[Aim of the task] Output every entry exactly as written, skipping any pictures.

[Data for this task]
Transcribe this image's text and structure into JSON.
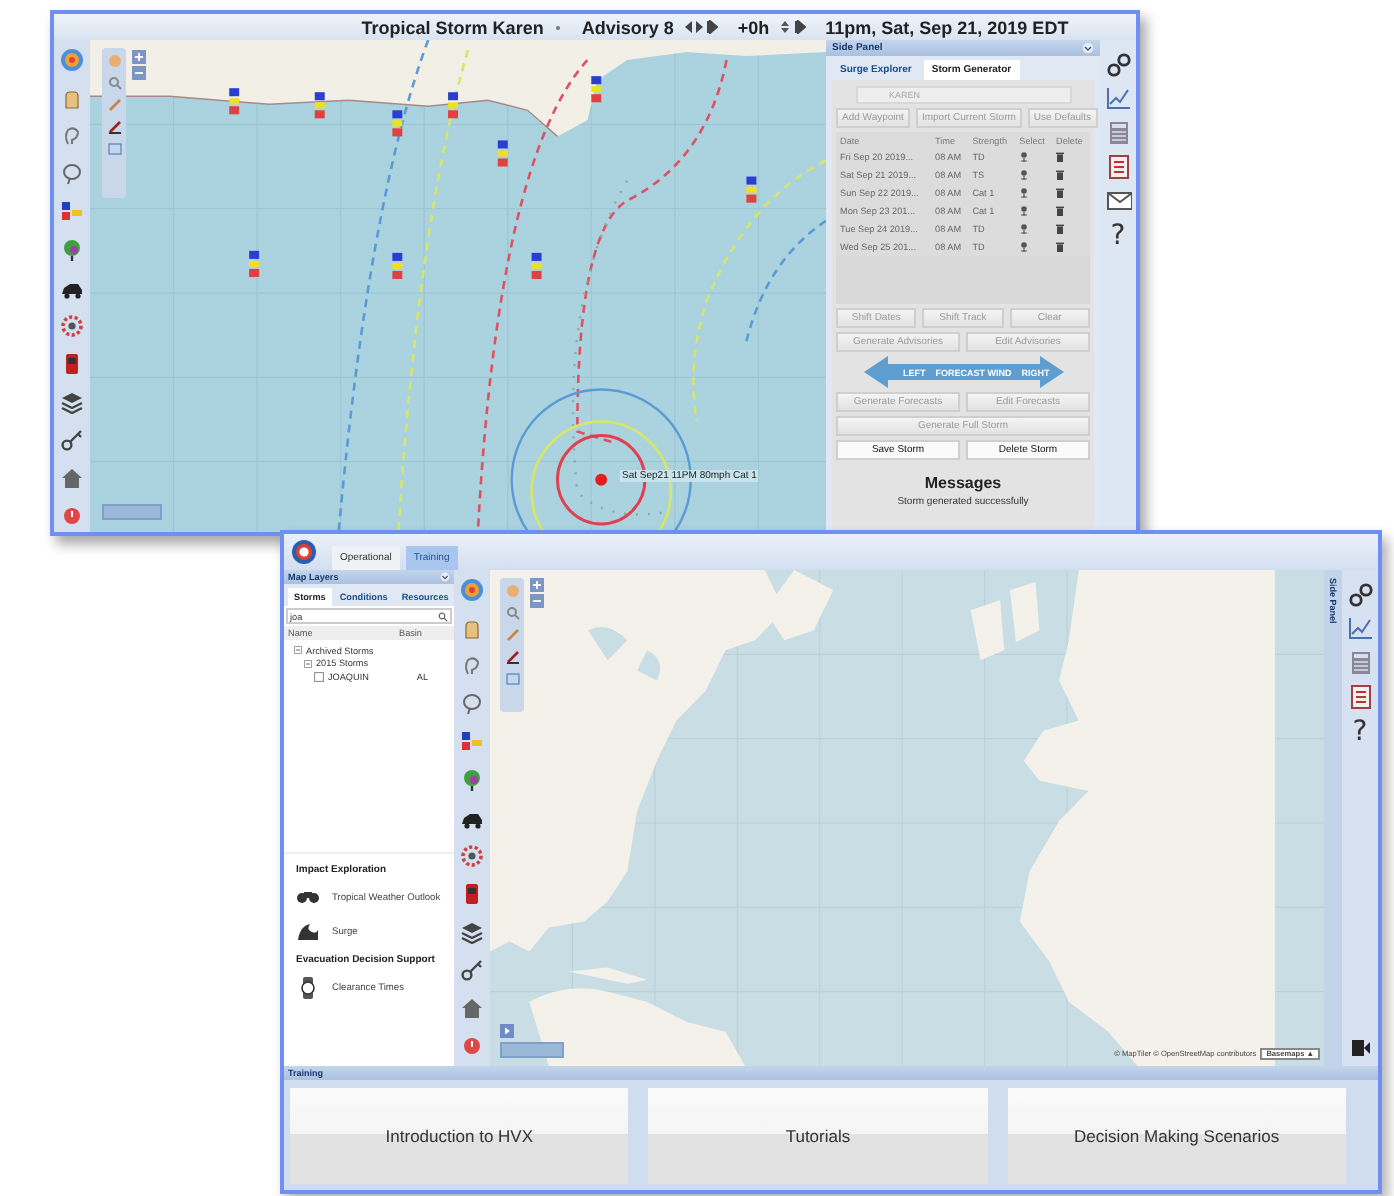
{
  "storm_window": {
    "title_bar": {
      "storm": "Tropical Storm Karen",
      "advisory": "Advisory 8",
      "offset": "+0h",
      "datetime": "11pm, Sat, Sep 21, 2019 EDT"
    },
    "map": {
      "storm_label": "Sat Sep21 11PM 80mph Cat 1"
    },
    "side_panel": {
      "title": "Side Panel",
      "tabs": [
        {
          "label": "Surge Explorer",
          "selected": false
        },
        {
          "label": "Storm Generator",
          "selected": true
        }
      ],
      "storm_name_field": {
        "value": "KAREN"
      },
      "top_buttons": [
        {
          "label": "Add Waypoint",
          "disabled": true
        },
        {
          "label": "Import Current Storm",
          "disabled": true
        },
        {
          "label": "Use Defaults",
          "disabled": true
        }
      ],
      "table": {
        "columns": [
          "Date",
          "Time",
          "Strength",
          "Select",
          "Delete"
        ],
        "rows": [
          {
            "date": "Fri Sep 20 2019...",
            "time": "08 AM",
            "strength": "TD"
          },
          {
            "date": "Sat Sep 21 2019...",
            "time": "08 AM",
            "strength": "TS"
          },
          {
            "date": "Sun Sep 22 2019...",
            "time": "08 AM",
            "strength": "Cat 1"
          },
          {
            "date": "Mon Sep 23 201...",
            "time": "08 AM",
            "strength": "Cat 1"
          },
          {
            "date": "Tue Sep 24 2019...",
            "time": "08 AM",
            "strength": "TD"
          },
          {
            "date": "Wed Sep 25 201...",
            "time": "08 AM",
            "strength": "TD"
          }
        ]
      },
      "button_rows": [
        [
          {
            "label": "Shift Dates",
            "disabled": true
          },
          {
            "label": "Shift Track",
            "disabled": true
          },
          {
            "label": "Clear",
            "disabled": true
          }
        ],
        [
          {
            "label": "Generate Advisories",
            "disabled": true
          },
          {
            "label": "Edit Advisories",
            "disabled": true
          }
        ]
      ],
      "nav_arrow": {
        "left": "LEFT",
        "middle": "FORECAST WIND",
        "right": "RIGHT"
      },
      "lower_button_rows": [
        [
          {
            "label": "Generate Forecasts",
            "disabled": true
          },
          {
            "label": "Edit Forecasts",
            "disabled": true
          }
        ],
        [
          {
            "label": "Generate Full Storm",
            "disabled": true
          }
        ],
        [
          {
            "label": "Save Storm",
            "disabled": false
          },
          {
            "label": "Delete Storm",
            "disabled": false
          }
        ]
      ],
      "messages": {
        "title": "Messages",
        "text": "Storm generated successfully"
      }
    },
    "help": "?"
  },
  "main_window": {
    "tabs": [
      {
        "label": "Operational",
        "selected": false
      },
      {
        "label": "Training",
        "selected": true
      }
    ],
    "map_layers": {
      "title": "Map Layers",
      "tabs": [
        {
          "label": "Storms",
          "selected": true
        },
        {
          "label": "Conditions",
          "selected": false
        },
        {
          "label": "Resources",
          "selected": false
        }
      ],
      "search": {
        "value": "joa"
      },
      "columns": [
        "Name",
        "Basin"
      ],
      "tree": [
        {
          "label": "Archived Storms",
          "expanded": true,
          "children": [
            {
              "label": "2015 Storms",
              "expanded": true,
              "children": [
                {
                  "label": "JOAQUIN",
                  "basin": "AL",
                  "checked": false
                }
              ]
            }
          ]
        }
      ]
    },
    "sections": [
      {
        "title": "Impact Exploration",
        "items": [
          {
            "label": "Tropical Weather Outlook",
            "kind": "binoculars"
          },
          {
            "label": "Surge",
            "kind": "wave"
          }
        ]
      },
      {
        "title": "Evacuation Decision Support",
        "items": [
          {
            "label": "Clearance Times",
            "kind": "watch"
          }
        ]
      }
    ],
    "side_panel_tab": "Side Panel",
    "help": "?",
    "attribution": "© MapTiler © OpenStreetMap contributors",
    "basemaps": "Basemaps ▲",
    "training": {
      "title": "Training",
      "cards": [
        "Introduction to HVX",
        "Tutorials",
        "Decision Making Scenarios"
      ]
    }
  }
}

[Complete response]
Transcribe this image's text and structure into JSON.
{
  "storm_window": {
    "title_bar": {
      "storm": "Tropical Storm Karen",
      "advisory": "Advisory 8",
      "offset": "+0h",
      "datetime": "11pm, Sat, Sep 21, 2019 EDT"
    },
    "map": {
      "storm_label": "Sat Sep21 11PM 80mph Cat 1"
    },
    "side_panel": {
      "title": "Side Panel",
      "tabs": [
        {
          "label": "Surge Explorer",
          "selected": false
        },
        {
          "label": "Storm Generator",
          "selected": true
        }
      ],
      "storm_name_field": {
        "value": "KAREN"
      },
      "top_buttons": [
        {
          "label": "Add Waypoint",
          "disabled": true
        },
        {
          "label": "Import Current Storm",
          "disabled": true
        },
        {
          "label": "Use Defaults",
          "disabled": true
        }
      ],
      "table": {
        "columns": [
          "Date",
          "Time",
          "Strength",
          "Select",
          "Delete"
        ],
        "rows": [
          {
            "date": "Fri Sep 20 2019...",
            "time": "08 AM",
            "strength": "TD"
          },
          {
            "date": "Sat Sep 21 2019...",
            "time": "08 AM",
            "strength": "TS"
          },
          {
            "date": "Sun Sep 22 2019...",
            "time": "08 AM",
            "strength": "Cat 1"
          },
          {
            "date": "Mon Sep 23 201...",
            "time": "08 AM",
            "strength": "Cat 1"
          },
          {
            "date": "Tue Sep 24 2019...",
            "time": "08 AM",
            "strength": "TD"
          },
          {
            "date": "Wed Sep 25 201...",
            "time": "08 AM",
            "strength": "TD"
          }
        ]
      },
      "button_rows": [
        [
          {
            "label": "Shift Dates",
            "disabled": true
          },
          {
            "label": "Shift Track",
            "disabled": true
          },
          {
            "label": "Clear",
            "disabled": true
          }
        ],
        [
          {
            "label": "Generate Advisories",
            "disabled": true
          },
          {
            "label": "Edit Advisories",
            "disabled": true
          }
        ]
      ],
      "nav_arrow": {
        "left": "LEFT",
        "middle": "FORECAST WIND",
        "right": "RIGHT"
      },
      "lower_button_rows": [
        [
          {
            "label": "Generate Forecasts",
            "disabled": true
          },
          {
            "label": "Edit Forecasts",
            "disabled": true
          }
        ],
        [
          {
            "label": "Generate Full Storm",
            "disabled": true
          }
        ],
        [
          {
            "label": "Save Storm",
            "disabled": false
          },
          {
            "label": "Delete Storm",
            "disabled": false
          }
        ]
      ],
      "messages": {
        "title": "Messages",
        "text": "Storm generated successfully"
      }
    },
    "help": "?"
  },
  "main_window": {
    "tabs": [
      {
        "label": "Operational",
        "selected": false
      },
      {
        "label": "Training",
        "selected": true
      }
    ],
    "map_layers": {
      "title": "Map Layers",
      "tabs": [
        {
          "label": "Storms",
          "selected": true
        },
        {
          "label": "Conditions",
          "selected": false
        },
        {
          "label": "Resources",
          "selected": false
        }
      ],
      "search": {
        "value": "joa"
      },
      "columns": [
        "Name",
        "Basin"
      ],
      "tree": [
        {
          "label": "Archived Storms",
          "expanded": true,
          "children": [
            {
              "label": "2015 Storms",
              "expanded": true,
              "children": [
                {
                  "label": "JOAQUIN",
                  "basin": "AL",
                  "checked": false
                }
              ]
            }
          ]
        }
      ]
    },
    "sections": [
      {
        "title": "Impact Exploration",
        "items": [
          {
            "label": "Tropical Weather Outlook",
            "kind": "binoculars"
          },
          {
            "label": "Surge",
            "kind": "wave"
          }
        ]
      },
      {
        "title": "Evacuation Decision Support",
        "items": [
          {
            "label": "Clearance Times",
            "kind": "watch"
          }
        ]
      }
    ],
    "side_panel_tab": "Side Panel",
    "help": "?",
    "attribution": "© MapTiler © OpenStreetMap contributors",
    "basemaps": "Basemaps ▲",
    "training": {
      "title": "Training",
      "cards": [
        "Introduction to HVX",
        "Tutorials",
        "Decision Making Scenarios"
      ]
    }
  }
}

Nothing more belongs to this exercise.